-- Brief --
Copy each line below exactly and leave the pictures out.

-- BEGIN Extracted material --

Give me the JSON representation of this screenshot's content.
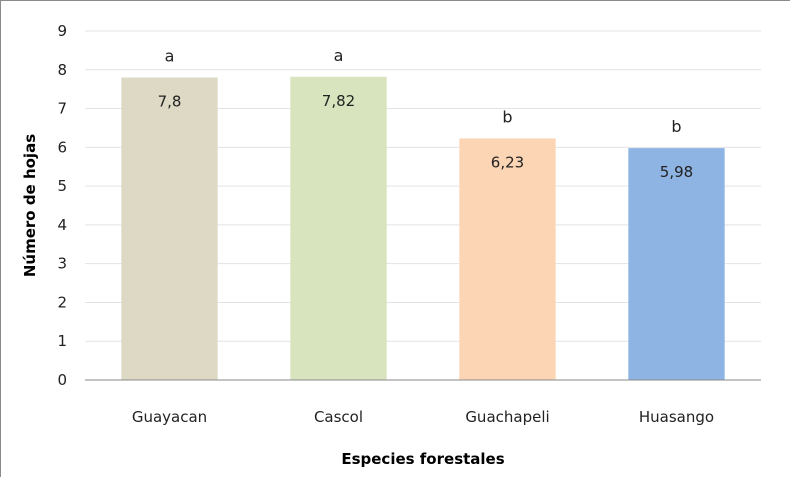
{
  "chart_data": {
    "type": "bar",
    "title": "",
    "xlabel": "Especies forestales",
    "ylabel": "Número de hojas",
    "ylim": [
      0,
      9
    ],
    "yticks": [
      0,
      1,
      2,
      3,
      4,
      5,
      6,
      7,
      8,
      9
    ],
    "grid": true,
    "legend": "none",
    "categories": [
      "Guayacan",
      "Cascol",
      "Guachapeli",
      "Huasango"
    ],
    "values": [
      7.8,
      7.82,
      6.23,
      5.98
    ],
    "data_labels": [
      "7,8",
      "7,82",
      "6,23",
      "5,98"
    ],
    "group_letters": [
      "a",
      "a",
      "b",
      "b"
    ],
    "colors": [
      "#ddd9c4",
      "#d7e4bd",
      "#fcd5b5",
      "#8eb4e3"
    ]
  }
}
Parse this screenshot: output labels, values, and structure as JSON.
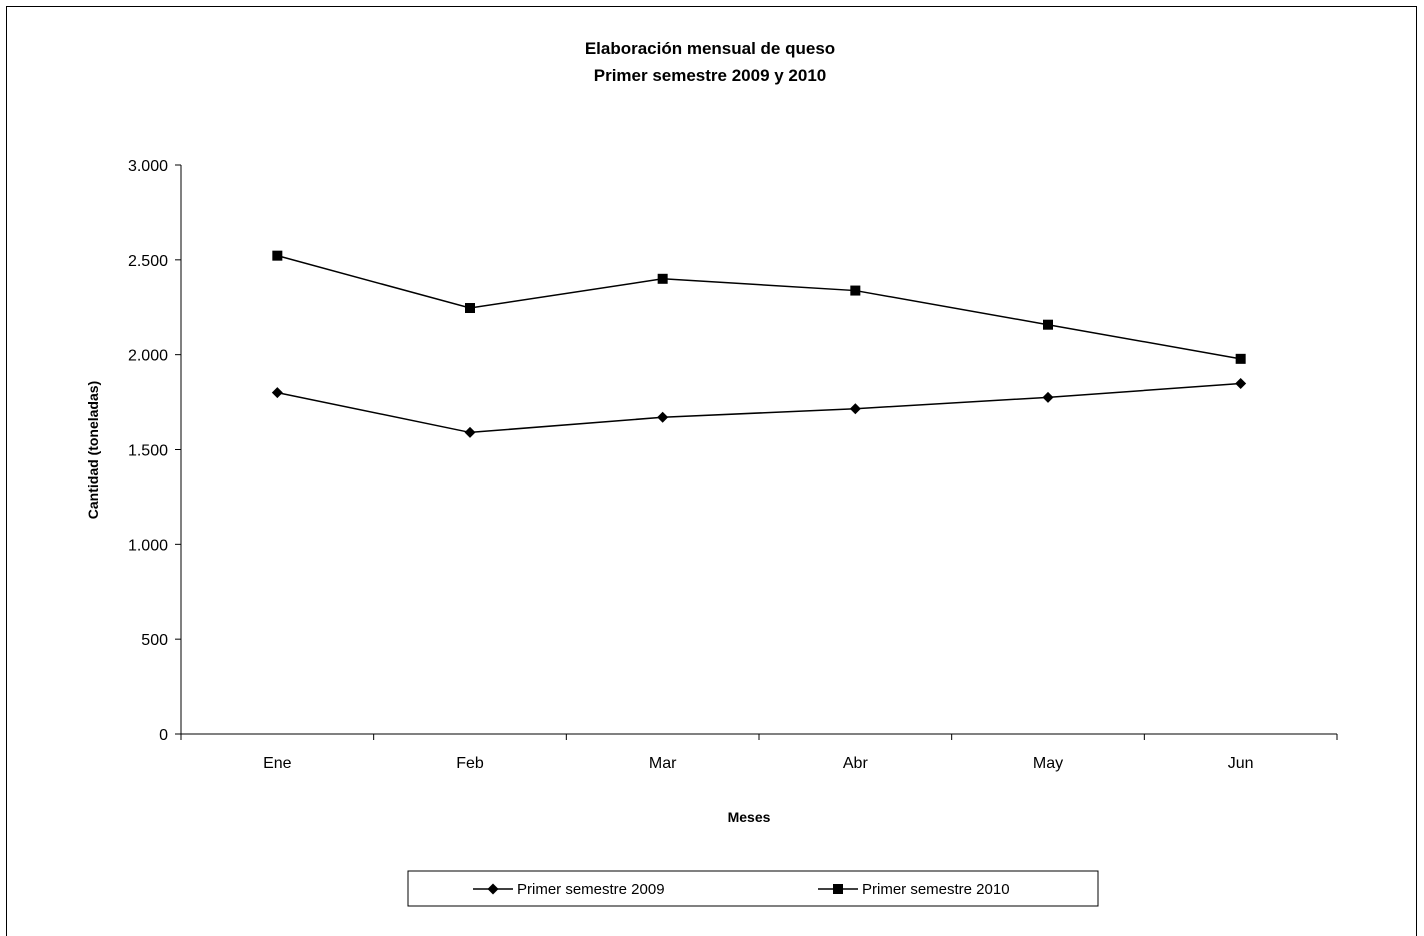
{
  "chart_data": {
    "type": "line",
    "title": "Elaboración mensual de queso",
    "subtitle": "Primer semestre 2009 y 2010",
    "xlabel": "Meses",
    "ylabel": "Cantidad (toneladas)",
    "categories": [
      "Ene",
      "Feb",
      "Mar",
      "Abr",
      "May",
      "Jun"
    ],
    "ylim": [
      0,
      3000
    ],
    "yticks": [
      0,
      500,
      1000,
      1500,
      2000,
      2500,
      3000
    ],
    "ytick_labels": [
      "0",
      "500",
      "1.000",
      "1.500",
      "2.000",
      "2.500",
      "3.000"
    ],
    "grid": false,
    "legend_position": "bottom",
    "series": [
      {
        "name": "Primer semestre 2009",
        "marker": "diamond",
        "color": "#000000",
        "values": [
          1800,
          1590,
          1670,
          1715,
          1775,
          1848
        ]
      },
      {
        "name": "Primer semestre 2010",
        "marker": "square",
        "color": "#000000",
        "values": [
          2522,
          2246,
          2400,
          2338,
          2158,
          1978
        ]
      }
    ]
  }
}
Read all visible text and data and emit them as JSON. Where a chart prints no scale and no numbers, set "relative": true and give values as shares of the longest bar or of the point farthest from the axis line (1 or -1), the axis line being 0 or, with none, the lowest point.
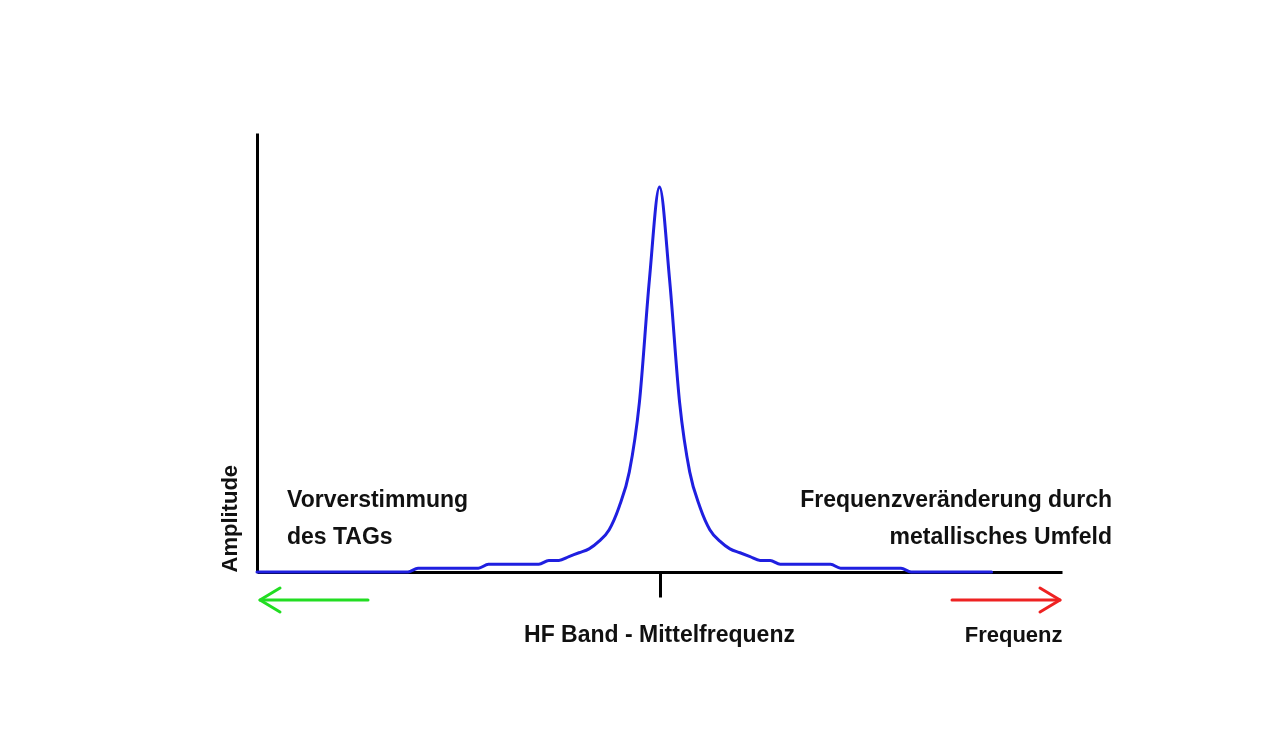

-- END Extracted material --

-- Solution to this exercise --
Give me the JSON representation of this screenshot's content.
{
  "chart_data": {
    "type": "bar",
    "title": "",
    "xlabel": "Especies forestales",
    "ylabel": "Número de hojas",
    "ylim": [
      0,
      9
    ],
    "yticks": [
      0,
      1,
      2,
      3,
      4,
      5,
      6,
      7,
      8,
      9
    ],
    "grid": true,
    "legend": "none",
    "categories": [
      "Guayacan",
      "Cascol",
      "Guachapeli",
      "Huasango"
    ],
    "values": [
      7.8,
      7.82,
      6.23,
      5.98
    ],
    "data_labels": [
      "7,8",
      "7,82",
      "6,23",
      "5,98"
    ],
    "group_letters": [
      "a",
      "a",
      "b",
      "b"
    ],
    "colors": [
      "#ddd9c4",
      "#d7e4bd",
      "#fcd5b5",
      "#8eb4e3"
    ]
  }
}
Parse this screenshot: output labels, values, and structure as JSON.
{
  "chart_data": {
    "type": "line",
    "title": "Elaboración mensual de queso",
    "subtitle": "Primer semestre 2009 y 2010",
    "xlabel": "Meses",
    "ylabel": "Cantidad (toneladas)",
    "categories": [
      "Ene",
      "Feb",
      "Mar",
      "Abr",
      "May",
      "Jun"
    ],
    "ylim": [
      0,
      3000
    ],
    "yticks": [
      0,
      500,
      1000,
      1500,
      2000,
      2500,
      3000
    ],
    "ytick_labels": [
      "0",
      "500",
      "1.000",
      "1.500",
      "2.000",
      "2.500",
      "3.000"
    ],
    "grid": false,
    "legend_position": "bottom",
    "series": [
      {
        "name": "Primer semestre 2009",
        "marker": "diamond",
        "color": "#000000",
        "values": [
          1800,
          1590,
          1670,
          1715,
          1775,
          1848
        ]
      },
      {
        "name": "Primer semestre 2010",
        "marker": "square",
        "color": "#000000",
        "values": [
          2522,
          2246,
          2400,
          2338,
          2158,
          1978
        ]
      }
    ]
  }
}
Read all visible text and data and emit them as JSON. Where a chart prints no scale and no numbers, set "relative": true and give values as shares of the longest bar or of the point farthest from the axis line (1 or -1), the axis line being 0 or, with none, the lowest point.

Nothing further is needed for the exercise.